_TO DO_
Copy each line of the entries that contains the word "this".

Extracted records:

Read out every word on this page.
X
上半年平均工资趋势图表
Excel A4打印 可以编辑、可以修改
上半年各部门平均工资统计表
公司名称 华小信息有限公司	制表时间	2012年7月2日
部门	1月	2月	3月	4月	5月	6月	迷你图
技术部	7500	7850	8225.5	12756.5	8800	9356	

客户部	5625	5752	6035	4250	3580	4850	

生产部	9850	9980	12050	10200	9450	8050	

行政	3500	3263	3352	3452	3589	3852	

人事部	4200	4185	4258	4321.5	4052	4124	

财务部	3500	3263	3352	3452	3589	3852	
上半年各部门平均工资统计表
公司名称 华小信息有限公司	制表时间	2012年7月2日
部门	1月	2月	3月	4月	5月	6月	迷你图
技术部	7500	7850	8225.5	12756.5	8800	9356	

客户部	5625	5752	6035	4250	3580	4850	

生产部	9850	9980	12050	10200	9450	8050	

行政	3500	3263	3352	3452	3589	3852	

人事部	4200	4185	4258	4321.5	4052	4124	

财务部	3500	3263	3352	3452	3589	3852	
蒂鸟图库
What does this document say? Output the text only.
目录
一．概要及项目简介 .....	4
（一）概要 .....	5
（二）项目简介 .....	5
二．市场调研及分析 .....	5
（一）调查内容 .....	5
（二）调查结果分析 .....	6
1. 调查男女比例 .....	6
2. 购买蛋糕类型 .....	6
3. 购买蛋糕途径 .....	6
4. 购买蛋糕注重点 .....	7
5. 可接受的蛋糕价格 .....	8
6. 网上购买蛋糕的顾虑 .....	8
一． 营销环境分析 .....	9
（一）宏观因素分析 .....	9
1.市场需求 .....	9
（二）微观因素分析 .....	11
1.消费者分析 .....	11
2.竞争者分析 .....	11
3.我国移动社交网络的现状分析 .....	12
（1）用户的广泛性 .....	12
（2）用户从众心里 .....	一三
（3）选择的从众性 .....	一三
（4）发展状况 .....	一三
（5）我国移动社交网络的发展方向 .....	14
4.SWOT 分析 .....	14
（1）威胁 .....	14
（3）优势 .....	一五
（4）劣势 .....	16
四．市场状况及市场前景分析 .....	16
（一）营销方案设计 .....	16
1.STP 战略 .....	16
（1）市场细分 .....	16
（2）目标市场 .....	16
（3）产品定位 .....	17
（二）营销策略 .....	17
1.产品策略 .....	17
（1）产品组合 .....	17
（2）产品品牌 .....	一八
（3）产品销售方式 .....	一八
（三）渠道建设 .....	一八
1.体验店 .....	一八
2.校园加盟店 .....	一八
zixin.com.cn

_PROBLEM SOLUTION_
Read out every word on this page.
What does this document say? Output the text only.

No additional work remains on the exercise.